──────── Given data

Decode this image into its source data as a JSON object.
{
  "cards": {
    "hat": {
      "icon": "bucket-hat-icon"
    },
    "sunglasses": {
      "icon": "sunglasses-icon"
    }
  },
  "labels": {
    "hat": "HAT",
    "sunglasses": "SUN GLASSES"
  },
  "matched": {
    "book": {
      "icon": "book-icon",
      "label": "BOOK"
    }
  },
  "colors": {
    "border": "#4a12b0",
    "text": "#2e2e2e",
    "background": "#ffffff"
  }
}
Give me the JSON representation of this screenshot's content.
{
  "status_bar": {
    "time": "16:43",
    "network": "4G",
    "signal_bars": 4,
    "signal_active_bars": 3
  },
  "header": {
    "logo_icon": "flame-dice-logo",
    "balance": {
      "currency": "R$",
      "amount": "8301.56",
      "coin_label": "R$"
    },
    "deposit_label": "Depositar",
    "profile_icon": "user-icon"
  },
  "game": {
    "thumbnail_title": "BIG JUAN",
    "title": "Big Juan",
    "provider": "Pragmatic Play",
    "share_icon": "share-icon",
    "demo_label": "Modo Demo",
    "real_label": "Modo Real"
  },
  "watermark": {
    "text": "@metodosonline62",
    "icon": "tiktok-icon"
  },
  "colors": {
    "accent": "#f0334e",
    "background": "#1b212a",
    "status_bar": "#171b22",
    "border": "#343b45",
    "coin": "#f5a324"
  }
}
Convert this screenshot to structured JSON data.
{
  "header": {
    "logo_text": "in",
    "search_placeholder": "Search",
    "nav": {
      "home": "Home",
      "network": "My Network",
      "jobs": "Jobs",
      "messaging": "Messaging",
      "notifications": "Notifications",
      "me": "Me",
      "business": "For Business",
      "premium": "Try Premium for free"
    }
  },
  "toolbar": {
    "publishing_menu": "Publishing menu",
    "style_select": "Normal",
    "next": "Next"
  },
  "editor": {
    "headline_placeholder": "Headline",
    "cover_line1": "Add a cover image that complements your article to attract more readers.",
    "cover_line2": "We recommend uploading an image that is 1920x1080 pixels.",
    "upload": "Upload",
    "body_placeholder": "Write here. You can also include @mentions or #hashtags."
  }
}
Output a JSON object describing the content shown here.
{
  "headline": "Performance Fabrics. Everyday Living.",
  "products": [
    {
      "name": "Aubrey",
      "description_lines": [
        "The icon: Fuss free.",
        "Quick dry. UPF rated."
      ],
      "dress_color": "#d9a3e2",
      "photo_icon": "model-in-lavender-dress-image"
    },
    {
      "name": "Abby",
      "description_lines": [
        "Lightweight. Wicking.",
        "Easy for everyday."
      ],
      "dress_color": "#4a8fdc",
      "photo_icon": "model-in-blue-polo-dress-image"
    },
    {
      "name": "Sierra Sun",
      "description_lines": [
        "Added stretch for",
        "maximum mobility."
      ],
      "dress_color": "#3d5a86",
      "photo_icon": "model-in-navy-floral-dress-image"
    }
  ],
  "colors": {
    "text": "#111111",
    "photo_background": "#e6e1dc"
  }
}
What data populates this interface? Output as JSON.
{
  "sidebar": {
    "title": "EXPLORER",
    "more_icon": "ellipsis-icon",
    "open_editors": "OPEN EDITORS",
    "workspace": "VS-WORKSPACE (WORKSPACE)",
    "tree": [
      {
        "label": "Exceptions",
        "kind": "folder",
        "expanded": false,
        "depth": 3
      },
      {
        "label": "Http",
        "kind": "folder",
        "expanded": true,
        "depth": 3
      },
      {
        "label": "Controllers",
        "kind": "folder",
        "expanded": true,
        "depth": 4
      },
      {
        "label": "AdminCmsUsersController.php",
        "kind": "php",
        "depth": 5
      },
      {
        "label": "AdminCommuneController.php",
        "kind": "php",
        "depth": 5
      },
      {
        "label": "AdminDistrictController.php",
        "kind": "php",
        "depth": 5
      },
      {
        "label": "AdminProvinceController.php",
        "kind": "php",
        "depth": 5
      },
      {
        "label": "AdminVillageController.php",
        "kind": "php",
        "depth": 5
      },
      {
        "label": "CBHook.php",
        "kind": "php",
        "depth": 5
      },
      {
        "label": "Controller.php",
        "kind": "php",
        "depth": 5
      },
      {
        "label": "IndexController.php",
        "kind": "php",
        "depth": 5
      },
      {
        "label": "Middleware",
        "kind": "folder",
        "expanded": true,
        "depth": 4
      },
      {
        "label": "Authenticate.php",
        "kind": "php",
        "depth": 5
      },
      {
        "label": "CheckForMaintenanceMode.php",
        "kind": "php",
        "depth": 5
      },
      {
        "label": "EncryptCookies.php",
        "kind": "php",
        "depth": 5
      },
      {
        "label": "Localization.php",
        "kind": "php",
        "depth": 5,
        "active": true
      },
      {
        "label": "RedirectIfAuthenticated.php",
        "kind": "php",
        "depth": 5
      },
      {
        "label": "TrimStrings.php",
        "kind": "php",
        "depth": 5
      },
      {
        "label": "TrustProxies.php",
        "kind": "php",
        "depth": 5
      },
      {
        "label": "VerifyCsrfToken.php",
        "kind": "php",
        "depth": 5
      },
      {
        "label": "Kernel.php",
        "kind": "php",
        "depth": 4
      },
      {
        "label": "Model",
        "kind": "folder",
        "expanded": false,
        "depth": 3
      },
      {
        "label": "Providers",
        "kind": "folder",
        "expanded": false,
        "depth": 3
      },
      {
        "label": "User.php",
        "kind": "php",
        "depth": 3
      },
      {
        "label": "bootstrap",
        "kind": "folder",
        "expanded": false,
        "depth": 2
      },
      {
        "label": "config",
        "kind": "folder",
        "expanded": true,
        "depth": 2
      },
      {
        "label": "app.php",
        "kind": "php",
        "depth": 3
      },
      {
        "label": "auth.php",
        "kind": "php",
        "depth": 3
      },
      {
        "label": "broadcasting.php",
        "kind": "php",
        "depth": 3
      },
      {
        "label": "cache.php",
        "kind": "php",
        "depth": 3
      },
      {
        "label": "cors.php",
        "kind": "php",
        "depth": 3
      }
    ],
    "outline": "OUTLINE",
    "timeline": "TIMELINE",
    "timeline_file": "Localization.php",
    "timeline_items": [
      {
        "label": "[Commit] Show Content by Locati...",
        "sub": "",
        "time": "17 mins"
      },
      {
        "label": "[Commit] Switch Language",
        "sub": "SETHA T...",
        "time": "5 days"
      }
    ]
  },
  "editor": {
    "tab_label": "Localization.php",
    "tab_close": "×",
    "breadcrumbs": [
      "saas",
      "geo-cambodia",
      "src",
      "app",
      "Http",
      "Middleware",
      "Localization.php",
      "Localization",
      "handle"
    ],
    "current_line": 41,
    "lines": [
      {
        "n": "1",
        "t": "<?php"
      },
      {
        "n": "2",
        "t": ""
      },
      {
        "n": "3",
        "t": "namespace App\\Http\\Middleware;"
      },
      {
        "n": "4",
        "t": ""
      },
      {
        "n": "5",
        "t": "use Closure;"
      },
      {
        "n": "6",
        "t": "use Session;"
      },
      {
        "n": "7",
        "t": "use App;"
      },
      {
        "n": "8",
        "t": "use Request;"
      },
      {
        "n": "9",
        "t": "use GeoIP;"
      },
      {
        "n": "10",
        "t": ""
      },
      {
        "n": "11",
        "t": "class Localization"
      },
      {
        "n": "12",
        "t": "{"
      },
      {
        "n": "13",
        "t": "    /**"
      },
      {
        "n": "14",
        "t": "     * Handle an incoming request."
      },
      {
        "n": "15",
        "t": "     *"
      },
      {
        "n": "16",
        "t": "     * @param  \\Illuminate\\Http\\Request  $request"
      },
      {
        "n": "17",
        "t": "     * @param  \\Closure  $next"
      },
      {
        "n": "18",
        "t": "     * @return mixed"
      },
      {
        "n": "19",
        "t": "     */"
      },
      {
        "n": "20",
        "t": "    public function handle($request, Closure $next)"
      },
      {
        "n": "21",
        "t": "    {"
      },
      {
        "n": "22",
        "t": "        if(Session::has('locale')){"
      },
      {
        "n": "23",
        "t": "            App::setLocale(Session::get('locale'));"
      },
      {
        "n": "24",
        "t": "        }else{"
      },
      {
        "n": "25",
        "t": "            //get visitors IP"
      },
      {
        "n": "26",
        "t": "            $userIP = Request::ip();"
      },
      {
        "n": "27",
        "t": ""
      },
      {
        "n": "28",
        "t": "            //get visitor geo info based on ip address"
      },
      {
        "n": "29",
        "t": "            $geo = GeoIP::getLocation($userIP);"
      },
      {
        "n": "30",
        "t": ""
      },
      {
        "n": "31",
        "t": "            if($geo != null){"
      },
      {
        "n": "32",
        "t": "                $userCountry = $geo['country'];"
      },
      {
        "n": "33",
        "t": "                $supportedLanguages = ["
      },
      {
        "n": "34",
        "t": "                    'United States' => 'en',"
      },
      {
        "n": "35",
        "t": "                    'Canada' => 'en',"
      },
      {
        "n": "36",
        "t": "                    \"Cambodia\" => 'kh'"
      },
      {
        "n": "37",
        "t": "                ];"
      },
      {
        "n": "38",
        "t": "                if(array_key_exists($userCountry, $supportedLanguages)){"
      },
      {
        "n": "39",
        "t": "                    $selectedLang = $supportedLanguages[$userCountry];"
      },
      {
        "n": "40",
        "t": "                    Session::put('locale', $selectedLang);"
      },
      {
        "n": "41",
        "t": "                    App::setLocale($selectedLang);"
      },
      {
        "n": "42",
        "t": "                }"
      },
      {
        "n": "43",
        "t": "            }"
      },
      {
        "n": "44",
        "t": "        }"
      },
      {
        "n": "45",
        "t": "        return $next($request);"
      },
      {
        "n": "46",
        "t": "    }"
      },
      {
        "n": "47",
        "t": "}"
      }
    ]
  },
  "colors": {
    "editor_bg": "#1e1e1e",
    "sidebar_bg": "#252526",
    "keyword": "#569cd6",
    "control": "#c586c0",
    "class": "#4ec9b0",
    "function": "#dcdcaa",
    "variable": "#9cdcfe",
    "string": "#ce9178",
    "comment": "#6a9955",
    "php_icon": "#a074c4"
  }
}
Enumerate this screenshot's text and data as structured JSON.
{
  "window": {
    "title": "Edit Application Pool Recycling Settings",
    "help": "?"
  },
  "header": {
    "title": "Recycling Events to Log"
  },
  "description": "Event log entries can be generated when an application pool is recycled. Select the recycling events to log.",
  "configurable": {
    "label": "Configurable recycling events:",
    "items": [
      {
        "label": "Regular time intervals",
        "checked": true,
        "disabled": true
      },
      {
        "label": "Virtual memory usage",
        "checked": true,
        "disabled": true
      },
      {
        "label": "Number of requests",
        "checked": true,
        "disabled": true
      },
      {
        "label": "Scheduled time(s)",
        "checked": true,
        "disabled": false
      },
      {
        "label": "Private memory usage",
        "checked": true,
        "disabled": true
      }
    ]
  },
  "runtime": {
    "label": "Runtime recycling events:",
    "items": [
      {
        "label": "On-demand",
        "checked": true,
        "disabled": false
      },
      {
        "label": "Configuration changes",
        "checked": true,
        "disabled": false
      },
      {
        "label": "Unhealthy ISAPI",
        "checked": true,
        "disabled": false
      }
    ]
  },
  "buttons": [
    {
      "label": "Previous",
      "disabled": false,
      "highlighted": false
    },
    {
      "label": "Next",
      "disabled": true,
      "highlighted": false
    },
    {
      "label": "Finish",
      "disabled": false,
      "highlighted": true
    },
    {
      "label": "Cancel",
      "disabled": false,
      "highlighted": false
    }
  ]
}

────────────────

» **Exercise aim**: Where a line of the records above holds the word "Output", copy that line.

» **Task response**:
Output a JSON object describing the content shown here.
What data populates this interface? Output as JSON.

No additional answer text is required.